::: TASK DATA

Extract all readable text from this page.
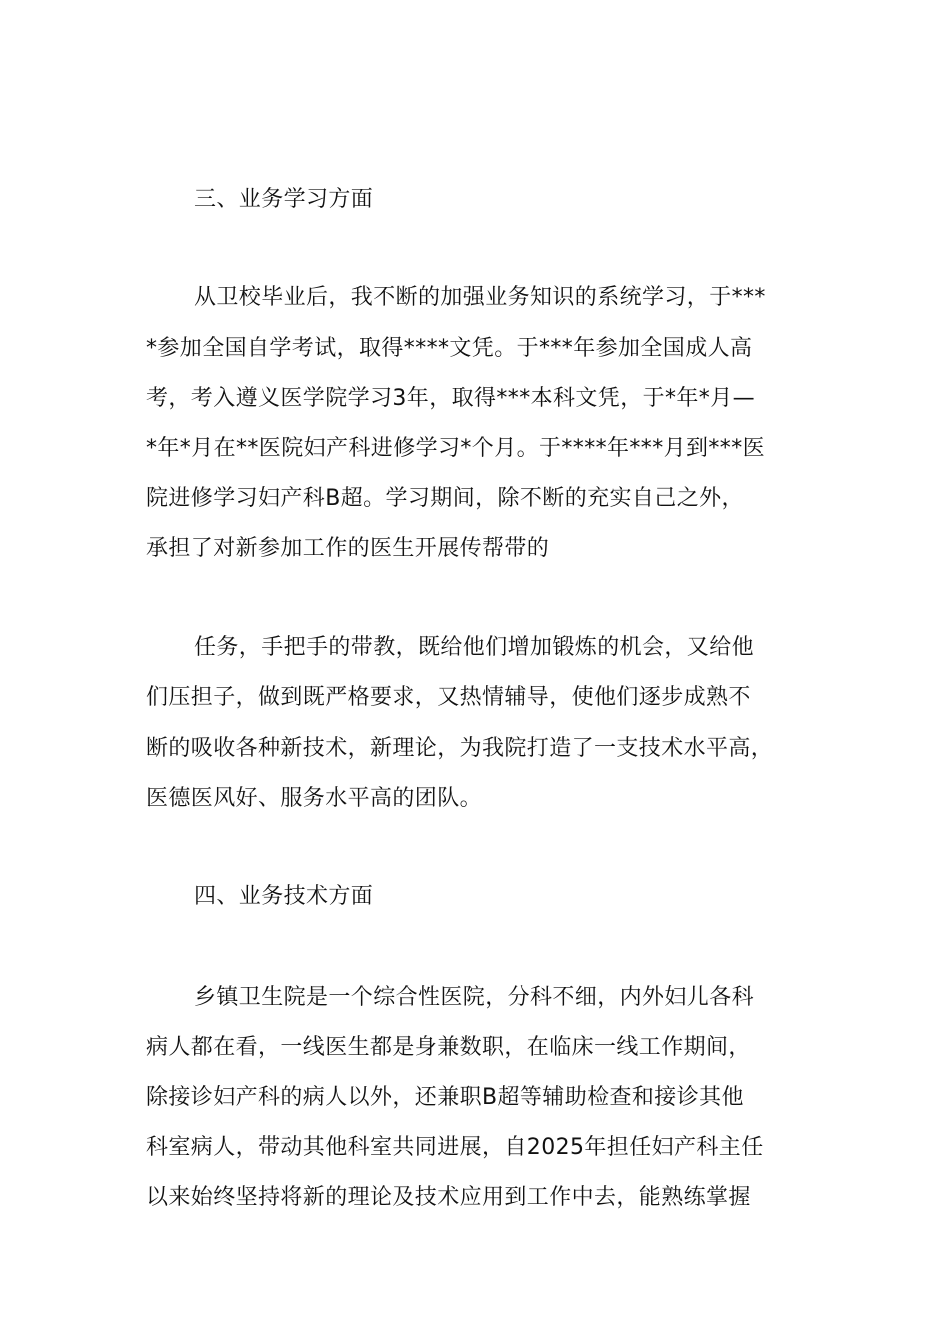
三、业务学习方面
从卫校毕业后，我不断的加强业务知识的系统学习，于***
*参加全国自学考试，取得****文凭。于***年参加全国成人高
考，考入遵义医学院学习3年，取得***本科文凭，于*年*月—
*年*月在**医院妇产科进修学习*个月。于****年***月到***医
院进修学习妇产科B超。学习期间，除不断的充实自己之外，
承担了对新参加工作的医生开展传帮带的
任务，手把手的带教，既给他们增加锻炼的机会，又给他
们压担子，做到既严格要求，又热情辅导，使他们逐步成熟不
断的吸收各种新技术，新理论，为我院打造了一支技术水平高，
医德医风好、服务水平高的团队。
四、业务技术方面
乡镇卫生院是一个综合性医院，分科不细，内外妇儿各科
病人都在看，一线医生都是身兼数职，在临床一线工作期间，
除接诊妇产科的病人以外，还兼职B超等辅助检查和接诊其他
科室病人，带动其他科室共同进展，自2025年担任妇产科主任
以来始终坚持将新的理论及技术应用到工作中去，能熟练掌握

::::::

◆ WHAT THE TASK REQUIRES ◆
Each record should be quoted exactly, with the images omitted.

◆ OUTPUT BELOW ◆
Extract all readable text from this page.
三、业务学习方面
从卫校毕业后，我不断的加强业务知识的系统学习，于***
*参加全国自学考试，取得****文凭。于***年参加全国成人高
考，考入遵义医学院学习3年，取得***本科文凭，于*年*月—
*年*月在**医院妇产科进修学习*个月。于****年***月到***医
院进修学习妇产科B超。学习期间，除不断的充实自己之外，
承担了对新参加工作的医生开展传帮带的
任务，手把手的带教，既给他们增加锻炼的机会，又给他
们压担子，做到既严格要求，又热情辅导，使他们逐步成熟不
断的吸收各种新技术，新理论，为我院打造了一支技术水平高，
医德医风好、服务水平高的团队。
四、业务技术方面
乡镇卫生院是一个综合性医院，分科不细，内外妇儿各科
病人都在看，一线医生都是身兼数职，在临床一线工作期间，
除接诊妇产科的病人以外，还兼职B超等辅助检查和接诊其他
科室病人，带动其他科室共同进展，自2025年担任妇产科主任
以来始终坚持将新的理论及技术应用到工作中去，能熟练掌握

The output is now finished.